- **Your goal**
Scan the lines below for "Documents"; report the number of lines that contain it, and only that.

::::

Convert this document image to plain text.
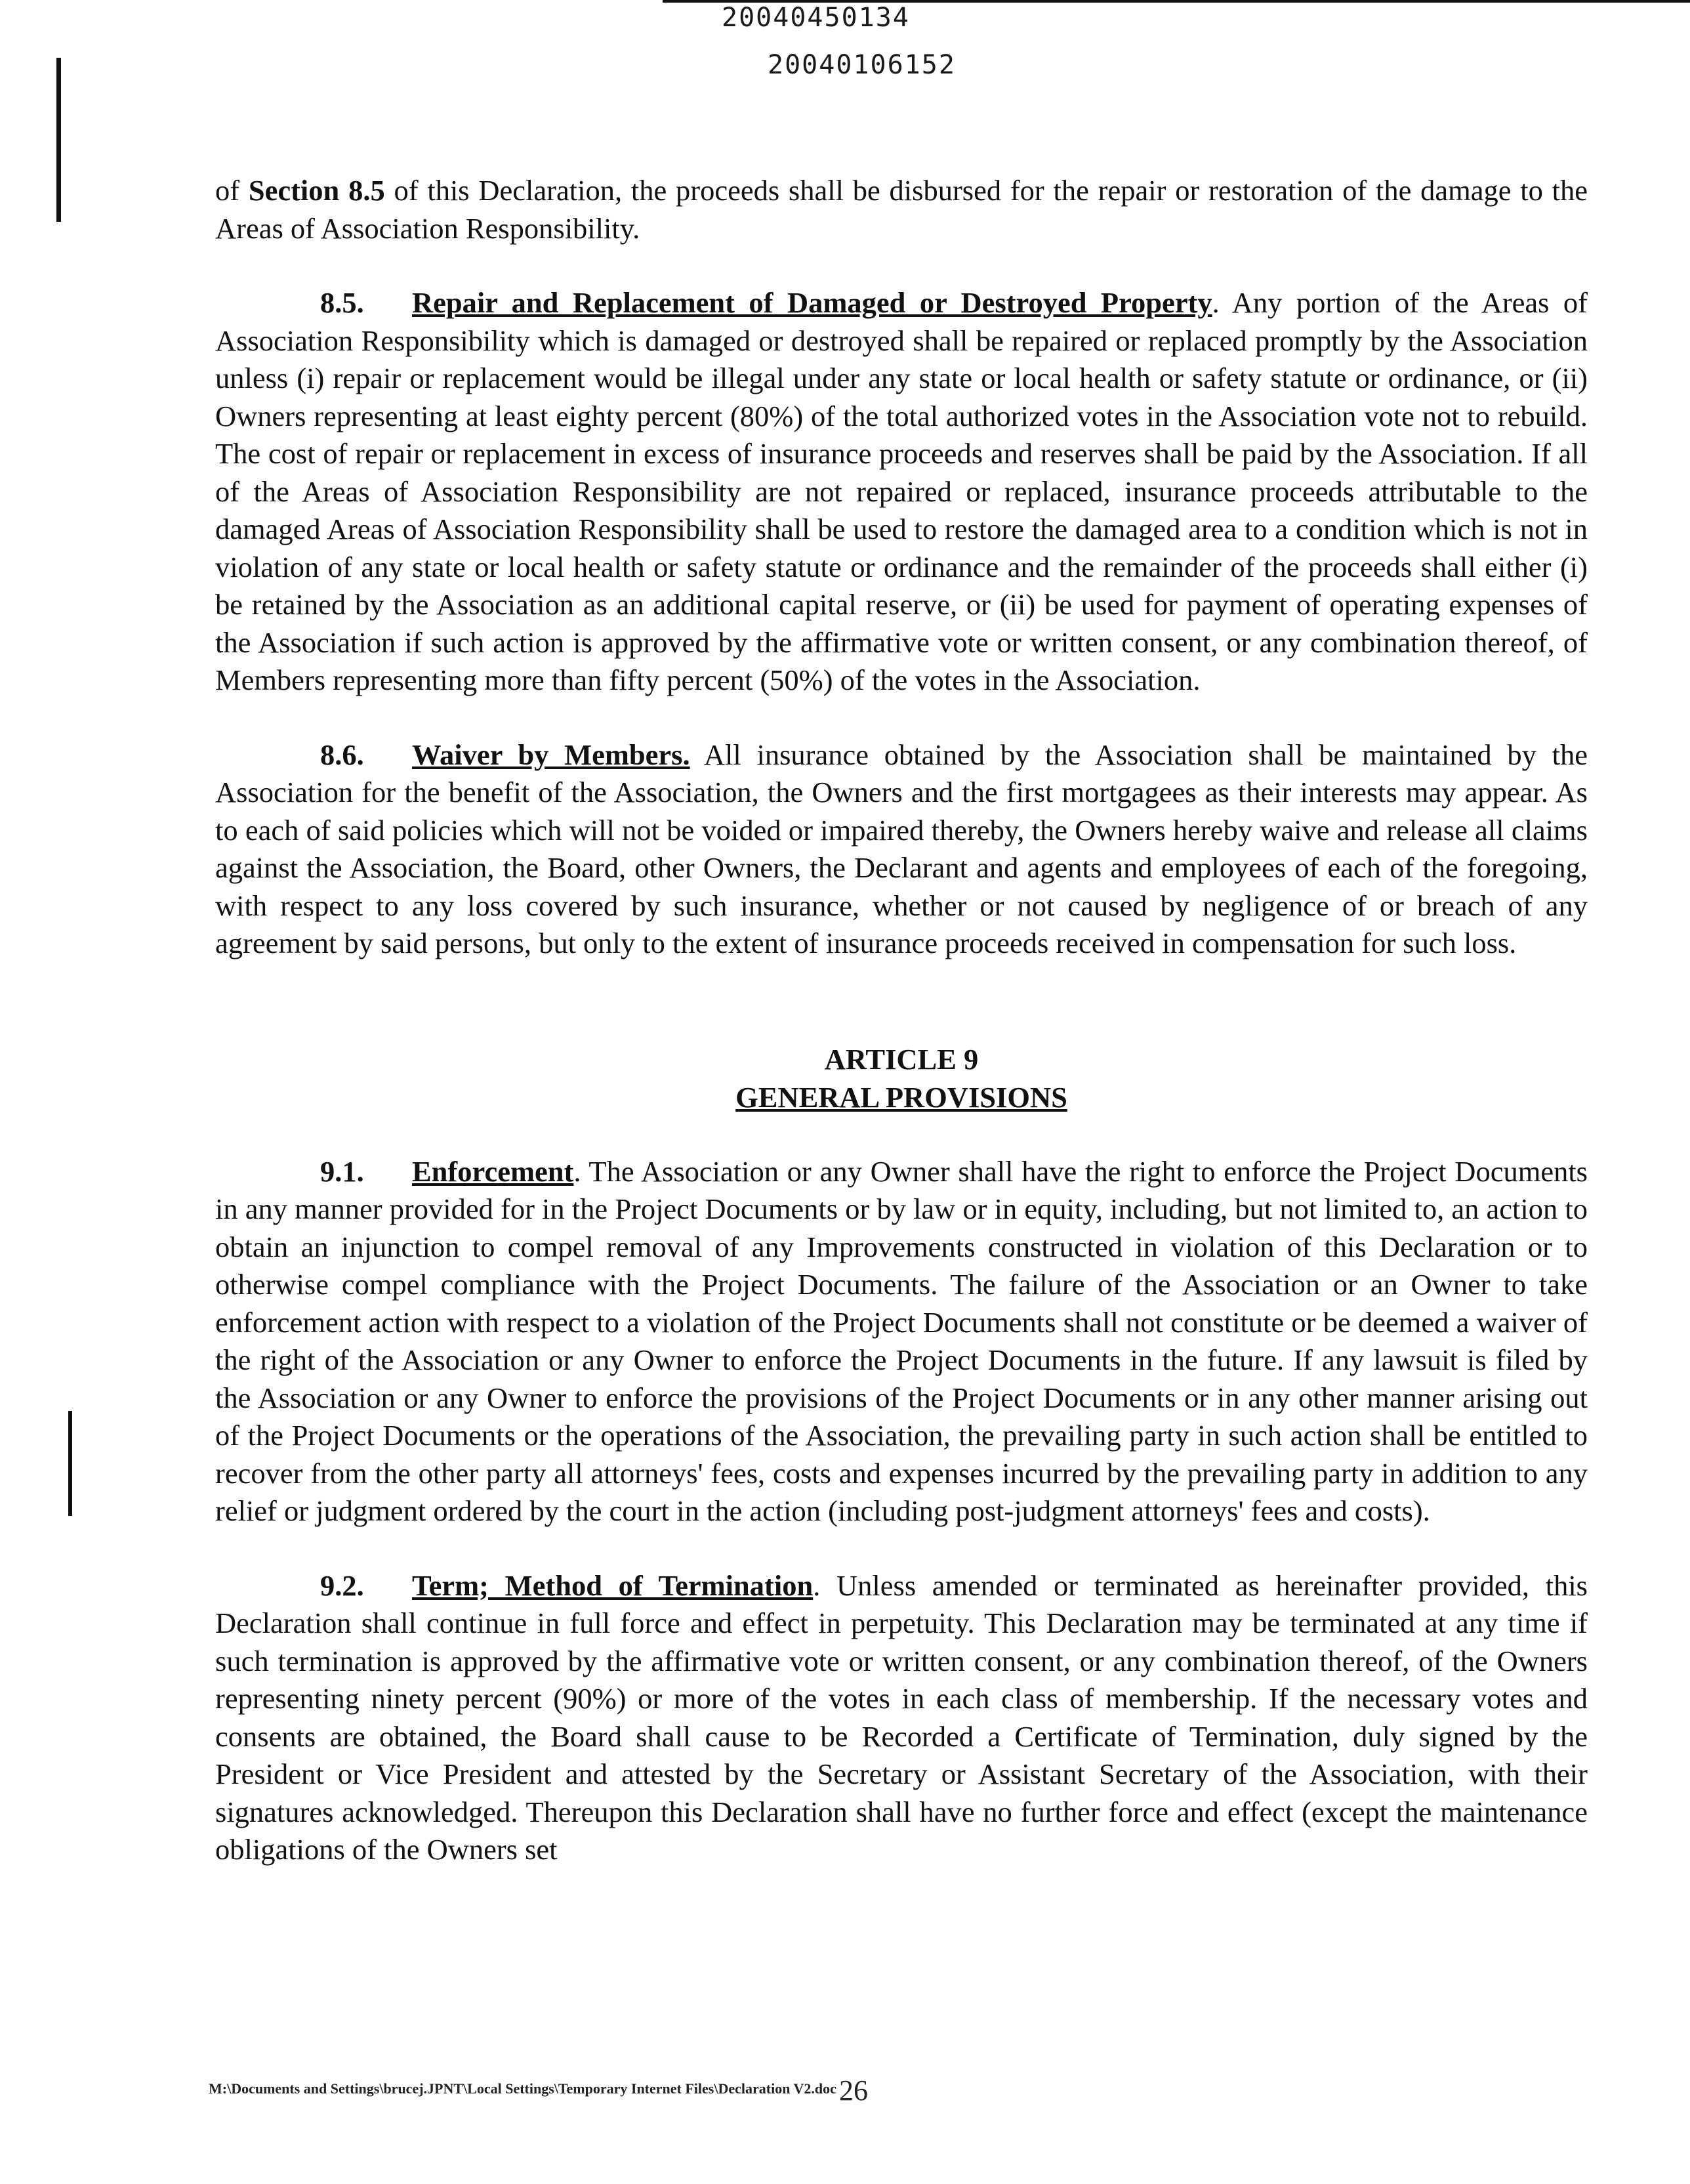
20040450134
20040106152

of Section 8.5 of this Declaration, the proceeds shall be disbursed for the repair or restoration of the damage to the Areas of Association Responsibility.

8.5. Repair and Replacement of Damaged or Destroyed Property. Any portion of the Areas of Association Responsibility which is damaged or destroyed shall be repaired or replaced promptly by the Association unless (i) repair or replacement would be illegal under any state or local health or safety statute or ordinance, or (ii) Owners representing at least eighty percent (80%) of the total authorized votes in the Association vote not to rebuild. The cost of repair or replacement in excess of insurance proceeds and reserves shall be paid by the Association. If all of the Areas of Association Responsibility are not repaired or replaced, insurance proceeds attributable to the damaged Areas of Association Responsibility shall be used to restore the damaged area to a condition which is not in violation of any state or local health or safety statute or ordinance and the remainder of the proceeds shall either (i) be retained by the Association as an additional capital reserve, or (ii) be used for payment of operating expenses of the Association if such action is approved by the affirmative vote or written consent, or any combination thereof, of Members representing more than fifty percent (50%) of the votes in the Association.

8.6. Waiver by Members. All insurance obtained by the Association shall be maintained by the Association for the benefit of the Association, the Owners and the first mortgagees as their interests may appear. As to each of said policies which will not be voided or impaired thereby, the Owners hereby waive and release all claims against the Association, the Board, other Owners, the Declarant and agents and employees of each of the foregoing, with respect to any loss covered by such insurance, whether or not caused by negligence of or breach of any agreement by said persons, but only to the extent of insurance proceeds received in compensation for such loss.

ARTICLE 9
GENERAL PROVISIONS

9.1. Enforcement. The Association or any Owner shall have the right to enforce the Project Documents in any manner provided for in the Project Documents or by law or in equity, including, but not limited to, an action to obtain an injunction to compel removal of any Improvements constructed in violation of this Declaration or to otherwise compel compliance with the Project Documents. The failure of the Association or an Owner to take enforcement action with respect to a violation of the Project Documents shall not constitute or be deemed a waiver of the right of the Association or any Owner to enforce the Project Documents in the future. If any lawsuit is filed by the Association or any Owner to enforce the provisions of the Project Documents or in any other manner arising out of the Project Documents or the operations of the Association, the prevailing party in such action shall be entitled to recover from the other party all attorneys' fees, costs and expenses incurred by the prevailing party in addition to any relief or judgment ordered by the court in the action (including post-judgment attorneys' fees and costs).

9.2. Term; Method of Termination. Unless amended or terminated as hereinafter provided, this Declaration shall continue in full force and effect in perpetuity. This Declaration may be terminated at any time if such termination is approved by the affirmative vote or written consent, or any combination thereof, of the Owners representing ninety percent (90%) or more of the votes in each class of membership. If the necessary votes and consents are obtained, the Board shall cause to be Recorded a Certificate of Termination, duly signed by the President or Vice President and attested by the Secretary or Assistant Secretary of the Association, with their signatures acknowledged. Thereupon this Declaration shall have no further force and effect (except the maintenance obligations of the Owners set

M:\Documents and Settings\brucej.JPNT\Local Settings\Temporary Internet Files\Declaration V2.doc26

::::

- **Task solution**
2